WRITTEN EXERCISE
Copy out all lines in the data below containing the string "JSON".

Extracts from a graphics dataset
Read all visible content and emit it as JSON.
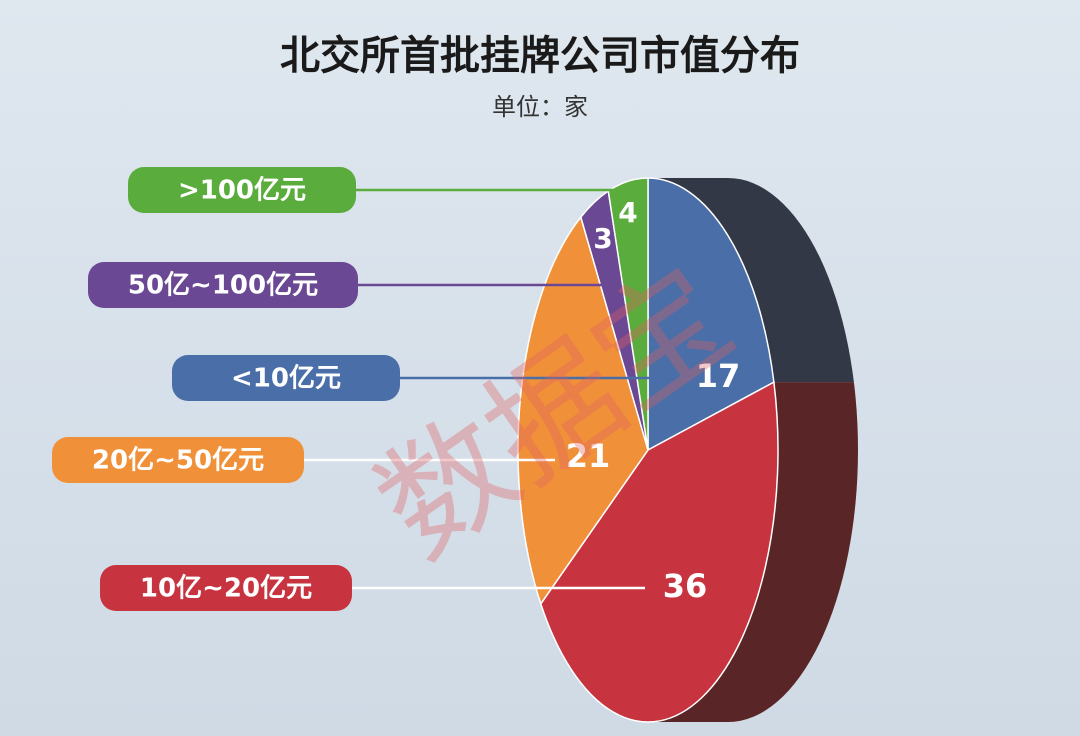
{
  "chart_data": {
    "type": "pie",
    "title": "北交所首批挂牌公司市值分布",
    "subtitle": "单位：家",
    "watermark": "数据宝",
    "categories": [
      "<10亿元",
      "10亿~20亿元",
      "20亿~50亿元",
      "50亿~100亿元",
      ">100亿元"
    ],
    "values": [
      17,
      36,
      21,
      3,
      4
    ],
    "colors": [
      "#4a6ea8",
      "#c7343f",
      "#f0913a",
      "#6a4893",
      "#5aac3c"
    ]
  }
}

* * *

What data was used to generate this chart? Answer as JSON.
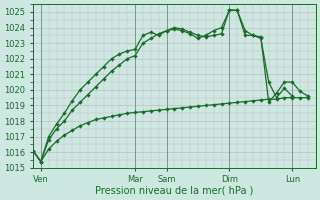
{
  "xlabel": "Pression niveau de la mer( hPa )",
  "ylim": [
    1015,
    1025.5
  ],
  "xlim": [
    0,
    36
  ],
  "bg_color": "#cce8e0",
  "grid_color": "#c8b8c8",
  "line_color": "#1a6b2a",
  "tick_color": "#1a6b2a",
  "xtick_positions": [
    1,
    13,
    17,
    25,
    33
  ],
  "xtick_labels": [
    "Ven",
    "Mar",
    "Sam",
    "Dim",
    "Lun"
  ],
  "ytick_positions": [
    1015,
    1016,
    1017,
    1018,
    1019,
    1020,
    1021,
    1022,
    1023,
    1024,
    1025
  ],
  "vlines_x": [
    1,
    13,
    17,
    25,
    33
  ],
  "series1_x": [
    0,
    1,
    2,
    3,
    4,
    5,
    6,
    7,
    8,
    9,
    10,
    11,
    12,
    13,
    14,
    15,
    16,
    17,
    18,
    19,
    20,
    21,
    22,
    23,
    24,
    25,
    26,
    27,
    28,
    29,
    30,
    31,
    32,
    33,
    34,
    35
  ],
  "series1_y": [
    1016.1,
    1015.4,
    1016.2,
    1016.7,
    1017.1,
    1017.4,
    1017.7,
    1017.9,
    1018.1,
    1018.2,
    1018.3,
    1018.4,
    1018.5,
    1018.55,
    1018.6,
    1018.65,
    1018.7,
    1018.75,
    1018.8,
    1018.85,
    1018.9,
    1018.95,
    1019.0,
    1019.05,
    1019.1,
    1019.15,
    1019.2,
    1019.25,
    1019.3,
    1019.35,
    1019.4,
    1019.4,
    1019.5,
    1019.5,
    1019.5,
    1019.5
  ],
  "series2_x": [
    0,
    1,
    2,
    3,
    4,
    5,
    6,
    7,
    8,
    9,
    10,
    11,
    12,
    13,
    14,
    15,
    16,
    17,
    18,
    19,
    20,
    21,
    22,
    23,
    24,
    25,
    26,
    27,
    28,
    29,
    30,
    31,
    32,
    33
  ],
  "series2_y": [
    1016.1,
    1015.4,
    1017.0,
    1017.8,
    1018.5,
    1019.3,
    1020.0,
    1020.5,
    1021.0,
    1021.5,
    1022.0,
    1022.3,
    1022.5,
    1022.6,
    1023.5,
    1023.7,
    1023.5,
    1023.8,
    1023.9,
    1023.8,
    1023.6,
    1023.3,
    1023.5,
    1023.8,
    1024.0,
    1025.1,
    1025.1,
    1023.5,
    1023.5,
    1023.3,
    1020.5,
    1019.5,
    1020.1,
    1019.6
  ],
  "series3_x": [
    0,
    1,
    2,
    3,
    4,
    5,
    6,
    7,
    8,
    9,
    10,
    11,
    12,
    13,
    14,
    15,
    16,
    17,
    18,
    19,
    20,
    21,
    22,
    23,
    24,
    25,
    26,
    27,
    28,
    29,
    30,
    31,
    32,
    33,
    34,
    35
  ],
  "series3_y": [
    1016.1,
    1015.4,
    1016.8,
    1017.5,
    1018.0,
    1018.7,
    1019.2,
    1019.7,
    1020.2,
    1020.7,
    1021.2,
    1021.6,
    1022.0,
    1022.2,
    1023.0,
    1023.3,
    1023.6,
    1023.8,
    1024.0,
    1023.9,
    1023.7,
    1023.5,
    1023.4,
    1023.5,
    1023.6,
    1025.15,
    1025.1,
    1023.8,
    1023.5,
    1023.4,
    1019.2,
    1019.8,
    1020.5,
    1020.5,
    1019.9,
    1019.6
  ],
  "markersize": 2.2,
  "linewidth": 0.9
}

REPLY TO THE EXERCISE
Read all visible content and emit it as JSON.
What data was used to generate this chart? Answer as JSON.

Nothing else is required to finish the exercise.